Dataset items
═══

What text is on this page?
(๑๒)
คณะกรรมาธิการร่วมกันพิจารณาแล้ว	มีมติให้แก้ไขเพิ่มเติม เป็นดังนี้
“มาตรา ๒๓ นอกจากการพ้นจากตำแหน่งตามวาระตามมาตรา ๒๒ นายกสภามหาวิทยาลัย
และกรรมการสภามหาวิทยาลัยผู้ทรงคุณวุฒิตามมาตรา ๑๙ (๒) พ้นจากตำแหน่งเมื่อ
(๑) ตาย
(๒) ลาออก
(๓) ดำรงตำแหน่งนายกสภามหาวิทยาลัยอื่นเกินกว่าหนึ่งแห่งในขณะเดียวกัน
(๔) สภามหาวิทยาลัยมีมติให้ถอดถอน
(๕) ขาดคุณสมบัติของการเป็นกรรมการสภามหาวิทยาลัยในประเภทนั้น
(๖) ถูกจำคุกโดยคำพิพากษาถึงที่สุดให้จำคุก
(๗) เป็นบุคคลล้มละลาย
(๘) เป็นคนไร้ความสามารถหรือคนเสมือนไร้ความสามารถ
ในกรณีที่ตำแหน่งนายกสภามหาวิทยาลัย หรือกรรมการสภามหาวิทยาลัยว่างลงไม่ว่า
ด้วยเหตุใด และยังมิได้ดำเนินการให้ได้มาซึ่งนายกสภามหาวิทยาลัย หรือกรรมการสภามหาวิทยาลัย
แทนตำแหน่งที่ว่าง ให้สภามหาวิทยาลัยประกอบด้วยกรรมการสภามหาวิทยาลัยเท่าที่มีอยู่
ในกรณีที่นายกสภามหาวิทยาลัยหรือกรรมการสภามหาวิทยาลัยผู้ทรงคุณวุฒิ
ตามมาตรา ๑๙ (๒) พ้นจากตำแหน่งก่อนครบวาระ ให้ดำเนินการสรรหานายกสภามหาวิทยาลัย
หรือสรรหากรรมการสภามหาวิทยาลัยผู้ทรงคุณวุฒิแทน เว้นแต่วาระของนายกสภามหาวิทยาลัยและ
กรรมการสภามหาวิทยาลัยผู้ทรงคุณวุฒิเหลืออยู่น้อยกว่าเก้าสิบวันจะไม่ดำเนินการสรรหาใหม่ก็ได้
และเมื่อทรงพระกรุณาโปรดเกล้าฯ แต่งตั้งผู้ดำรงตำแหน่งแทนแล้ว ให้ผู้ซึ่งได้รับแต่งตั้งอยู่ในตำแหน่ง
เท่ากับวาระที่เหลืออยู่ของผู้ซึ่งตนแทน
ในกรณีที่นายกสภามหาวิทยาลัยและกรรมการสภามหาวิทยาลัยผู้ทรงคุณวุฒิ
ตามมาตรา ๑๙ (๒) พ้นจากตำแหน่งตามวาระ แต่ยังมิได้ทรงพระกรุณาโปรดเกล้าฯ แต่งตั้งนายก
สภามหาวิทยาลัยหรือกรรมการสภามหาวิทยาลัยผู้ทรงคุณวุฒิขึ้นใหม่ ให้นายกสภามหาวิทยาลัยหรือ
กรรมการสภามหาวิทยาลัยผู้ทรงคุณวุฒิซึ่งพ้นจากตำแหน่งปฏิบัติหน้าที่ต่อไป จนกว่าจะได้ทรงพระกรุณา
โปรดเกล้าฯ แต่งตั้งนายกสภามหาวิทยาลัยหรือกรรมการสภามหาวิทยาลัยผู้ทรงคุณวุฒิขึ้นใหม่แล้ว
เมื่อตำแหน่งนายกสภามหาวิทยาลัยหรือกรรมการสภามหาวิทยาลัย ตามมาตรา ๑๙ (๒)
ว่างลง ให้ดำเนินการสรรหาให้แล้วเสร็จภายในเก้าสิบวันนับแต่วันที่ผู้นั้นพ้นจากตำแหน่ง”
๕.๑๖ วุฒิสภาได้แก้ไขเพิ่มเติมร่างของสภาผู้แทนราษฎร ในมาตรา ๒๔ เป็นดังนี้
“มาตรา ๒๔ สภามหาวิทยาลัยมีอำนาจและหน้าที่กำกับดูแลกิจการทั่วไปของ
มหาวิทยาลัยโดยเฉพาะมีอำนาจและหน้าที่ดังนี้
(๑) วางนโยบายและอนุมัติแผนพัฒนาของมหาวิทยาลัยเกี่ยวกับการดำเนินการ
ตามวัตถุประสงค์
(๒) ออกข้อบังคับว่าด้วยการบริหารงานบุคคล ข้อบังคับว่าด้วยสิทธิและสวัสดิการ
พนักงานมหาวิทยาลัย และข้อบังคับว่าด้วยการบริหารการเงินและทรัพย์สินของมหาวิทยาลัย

═══

→ What you have to do
Print the listing above in full, exactly as it is.

→ Result for this exercise
What text is on this page?
(๑๒)
คณะกรรมาธิการร่วมกันพิจารณาแล้ว	มีมติให้แก้ไขเพิ่มเติม เป็นดังนี้
“มาตรา ๒๓ นอกจากการพ้นจากตำแหน่งตามวาระตามมาตรา ๒๒ นายกสภามหาวิทยาลัย
และกรรมการสภามหาวิทยาลัยผู้ทรงคุณวุฒิตามมาตรา ๑๙ (๒) พ้นจากตำแหน่งเมื่อ
(๑) ตาย
(๒) ลาออก
(๓) ดำรงตำแหน่งนายกสภามหาวิทยาลัยอื่นเกินกว่าหนึ่งแห่งในขณะเดียวกัน
(๔) สภามหาวิทยาลัยมีมติให้ถอดถอน
(๕) ขาดคุณสมบัติของการเป็นกรรมการสภามหาวิทยาลัยในประเภทนั้น
(๖) ถูกจำคุกโดยคำพิพากษาถึงที่สุดให้จำคุก
(๗) เป็นบุคคลล้มละลาย
(๘) เป็นคนไร้ความสามารถหรือคนเสมือนไร้ความสามารถ
ในกรณีที่ตำแหน่งนายกสภามหาวิทยาลัย หรือกรรมการสภามหาวิทยาลัยว่างลงไม่ว่า
ด้วยเหตุใด และยังมิได้ดำเนินการให้ได้มาซึ่งนายกสภามหาวิทยาลัย หรือกรรมการสภามหาวิทยาลัย
แทนตำแหน่งที่ว่าง ให้สภามหาวิทยาลัยประกอบด้วยกรรมการสภามหาวิทยาลัยเท่าที่มีอยู่
ในกรณีที่นายกสภามหาวิทยาลัยหรือกรรมการสภามหาวิทยาลัยผู้ทรงคุณวุฒิ
ตามมาตรา ๑๙ (๒) พ้นจากตำแหน่งก่อนครบวาระ ให้ดำเนินการสรรหานายกสภามหาวิทยาลัย
หรือสรรหากรรมการสภามหาวิทยาลัยผู้ทรงคุณวุฒิแทน เว้นแต่วาระของนายกสภามหาวิทยาลัยและ
กรรมการสภามหาวิทยาลัยผู้ทรงคุณวุฒิเหลืออยู่น้อยกว่าเก้าสิบวันจะไม่ดำเนินการสรรหาใหม่ก็ได้
และเมื่อทรงพระกรุณาโปรดเกล้าฯ แต่งตั้งผู้ดำรงตำแหน่งแทนแล้ว ให้ผู้ซึ่งได้รับแต่งตั้งอยู่ในตำแหน่ง
เท่ากับวาระที่เหลืออยู่ของผู้ซึ่งตนแทน
ในกรณีที่นายกสภามหาวิทยาลัยและกรรมการสภามหาวิทยาลัยผู้ทรงคุณวุฒิ
ตามมาตรา ๑๙ (๒) พ้นจากตำแหน่งตามวาระ แต่ยังมิได้ทรงพระกรุณาโปรดเกล้าฯ แต่งตั้งนายก
สภามหาวิทยาลัยหรือกรรมการสภามหาวิทยาลัยผู้ทรงคุณวุฒิขึ้นใหม่ ให้นายกสภามหาวิทยาลัยหรือ
กรรมการสภามหาวิทยาลัยผู้ทรงคุณวุฒิซึ่งพ้นจากตำแหน่งปฏิบัติหน้าที่ต่อไป จนกว่าจะได้ทรงพระกรุณา
โปรดเกล้าฯ แต่งตั้งนายกสภามหาวิทยาลัยหรือกรรมการสภามหาวิทยาลัยผู้ทรงคุณวุฒิขึ้นใหม่แล้ว
เมื่อตำแหน่งนายกสภามหาวิทยาลัยหรือกรรมการสภามหาวิทยาลัย ตามมาตรา ๑๙ (๒)
ว่างลง ให้ดำเนินการสรรหาให้แล้วเสร็จภายในเก้าสิบวันนับแต่วันที่ผู้นั้นพ้นจากตำแหน่ง”
๕.๑๖ วุฒิสภาได้แก้ไขเพิ่มเติมร่างของสภาผู้แทนราษฎร ในมาตรา ๒๔ เป็นดังนี้
“มาตรา ๒๔ สภามหาวิทยาลัยมีอำนาจและหน้าที่กำกับดูแลกิจการทั่วไปของ
มหาวิทยาลัยโดยเฉพาะมีอำนาจและหน้าที่ดังนี้
(๑) วางนโยบายและอนุมัติแผนพัฒนาของมหาวิทยาลัยเกี่ยวกับการดำเนินการ
ตามวัตถุประสงค์
(๒) ออกข้อบังคับว่าด้วยการบริหารงานบุคคล ข้อบังคับว่าด้วยสิทธิและสวัสดิการ
พนักงานมหาวิทยาลัย และข้อบังคับว่าด้วยการบริหารการเงินและทรัพย์สินของมหาวิทยาลัย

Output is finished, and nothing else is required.